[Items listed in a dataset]
________________
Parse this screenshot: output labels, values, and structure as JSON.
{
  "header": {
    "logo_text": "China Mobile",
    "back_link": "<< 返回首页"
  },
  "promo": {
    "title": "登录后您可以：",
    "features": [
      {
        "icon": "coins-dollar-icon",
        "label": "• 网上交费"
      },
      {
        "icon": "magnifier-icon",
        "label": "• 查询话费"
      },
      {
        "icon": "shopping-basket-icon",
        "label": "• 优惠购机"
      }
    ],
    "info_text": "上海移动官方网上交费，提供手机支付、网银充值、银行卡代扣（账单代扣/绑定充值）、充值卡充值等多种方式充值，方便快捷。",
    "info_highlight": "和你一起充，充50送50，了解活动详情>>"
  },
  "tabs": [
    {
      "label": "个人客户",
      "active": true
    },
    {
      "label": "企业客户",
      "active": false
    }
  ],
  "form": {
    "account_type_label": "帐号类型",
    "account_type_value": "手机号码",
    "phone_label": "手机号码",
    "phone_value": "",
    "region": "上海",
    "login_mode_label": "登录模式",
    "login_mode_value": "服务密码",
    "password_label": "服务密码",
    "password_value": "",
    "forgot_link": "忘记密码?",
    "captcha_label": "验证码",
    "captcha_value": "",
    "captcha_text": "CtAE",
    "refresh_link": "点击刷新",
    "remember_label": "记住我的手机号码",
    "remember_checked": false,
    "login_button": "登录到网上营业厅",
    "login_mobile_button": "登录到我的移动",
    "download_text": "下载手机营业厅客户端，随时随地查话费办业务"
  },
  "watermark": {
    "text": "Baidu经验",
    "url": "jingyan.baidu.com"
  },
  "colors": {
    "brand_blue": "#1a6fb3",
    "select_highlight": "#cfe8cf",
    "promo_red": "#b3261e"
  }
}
________________
- WHAT YOU SHOULD DO
Each entry must be reproduced verbatim.

- CORRECT RESULT
Parse this screenshot: output labels, values, and structure as JSON.
{
  "header": {
    "logo_text": "China Mobile",
    "back_link": "<< 返回首页"
  },
  "promo": {
    "title": "登录后您可以：",
    "features": [
      {
        "icon": "coins-dollar-icon",
        "label": "• 网上交费"
      },
      {
        "icon": "magnifier-icon",
        "label": "• 查询话费"
      },
      {
        "icon": "shopping-basket-icon",
        "label": "• 优惠购机"
      }
    ],
    "info_text": "上海移动官方网上交费，提供手机支付、网银充值、银行卡代扣（账单代扣/绑定充值）、充值卡充值等多种方式充值，方便快捷。",
    "info_highlight": "和你一起充，充50送50，了解活动详情>>"
  },
  "tabs": [
    {
      "label": "个人客户",
      "active": true
    },
    {
      "label": "企业客户",
      "active": false
    }
  ],
  "form": {
    "account_type_label": "帐号类型",
    "account_type_value": "手机号码",
    "phone_label": "手机号码",
    "phone_value": "",
    "region": "上海",
    "login_mode_label": "登录模式",
    "login_mode_value": "服务密码",
    "password_label": "服务密码",
    "password_value": "",
    "forgot_link": "忘记密码?",
    "captcha_label": "验证码",
    "captcha_value": "",
    "captcha_text": "CtAE",
    "refresh_link": "点击刷新",
    "remember_label": "记住我的手机号码",
    "remember_checked": false,
    "login_button": "登录到网上营业厅",
    "login_mobile_button": "登录到我的移动",
    "download_text": "下载手机营业厅客户端，随时随地查话费办业务"
  },
  "watermark": {
    "text": "Baidu经验",
    "url": "jingyan.baidu.com"
  },
  "colors": {
    "brand_blue": "#1a6fb3",
    "select_highlight": "#cfe8cf",
    "promo_red": "#b3261e"
  }
}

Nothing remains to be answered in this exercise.